■ TASK TO CARRY OUT ■
Search the data below for the word "оказания" and copy each line that holds it.

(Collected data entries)
────────────────────

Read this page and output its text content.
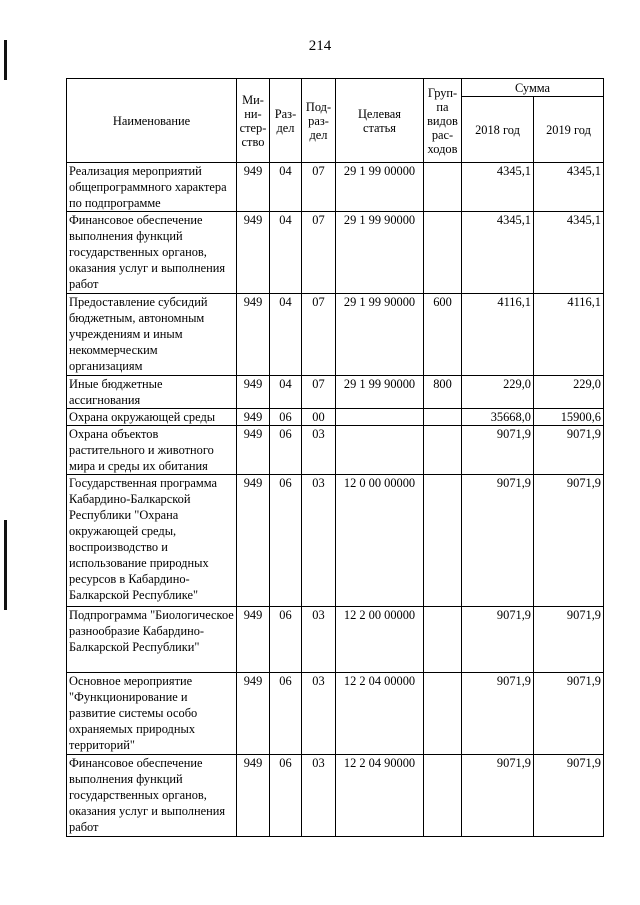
214
Наименование	Ми-
ни-
стер-
ство	Раз-
дел	Под-
раз-
дел	Целевая
статья	Груп-
па
видов
рас-
ходов	Сумма	
						2018 год	2019 год
Реализация мероприятий общепрограммного характера по подпрограмме	949	04	07	29 1 99 00000		4345,1	4345,1
Финансовое обеспечение выполнения функций государственных органов, оказания услуг и выполнения работ	949	04	07	29 1 99 90000		4345,1	4345,1
Предоставление субсидий бюджетным, автономным учреждениям и иным некоммерческим организациям	949	04	07	29 1 99 90000	600	4116,1	4116,1
Иные бюджетные ассигнования	949	04	07	29 1 99 90000	800	229,0	229,0
Охрана окружающей среды	949	06	00			35668,0	15900,6
Охрана объектов растительного и животного мира и среды их обитания	949	06	03			9071,9	9071,9
Государственная программа Кабардино-Балкарской Республики "Охрана окружающей среды, воспроизводство и использование природных ресурсов в Кабардино-Балкарской Республике"	949	06	03	12 0 00 00000		9071,9	9071,9
Подпрограмма "Биологическое разнообразие Кабардино-Балкарской Республики"	949	06	03	12 2 00 00000		9071,9	9071,9
Основное мероприятие "Функционирование и развитие системы особо охраняемых природных территорий"	949	06	03	12 2 04 00000		9071,9	9071,9
Финансовое обеспечение выполнения функций государственных органов, оказания услуг и выполнения работ	949	06	03	12 2 04 90000		9071,9	9071,9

────────────────────

■ CORRECT RESPONSE ■
Финансовое обеспечение выполнения функций государственных органов, оказания услуг и выполнения работ	949	04	07	29 1 99 90000		4345,1	4345,1
Финансовое обеспечение выполнения функций государственных органов, оказания услуг и выполнения работ	949	06	03	12 2 04 90000		9071,9	9071,9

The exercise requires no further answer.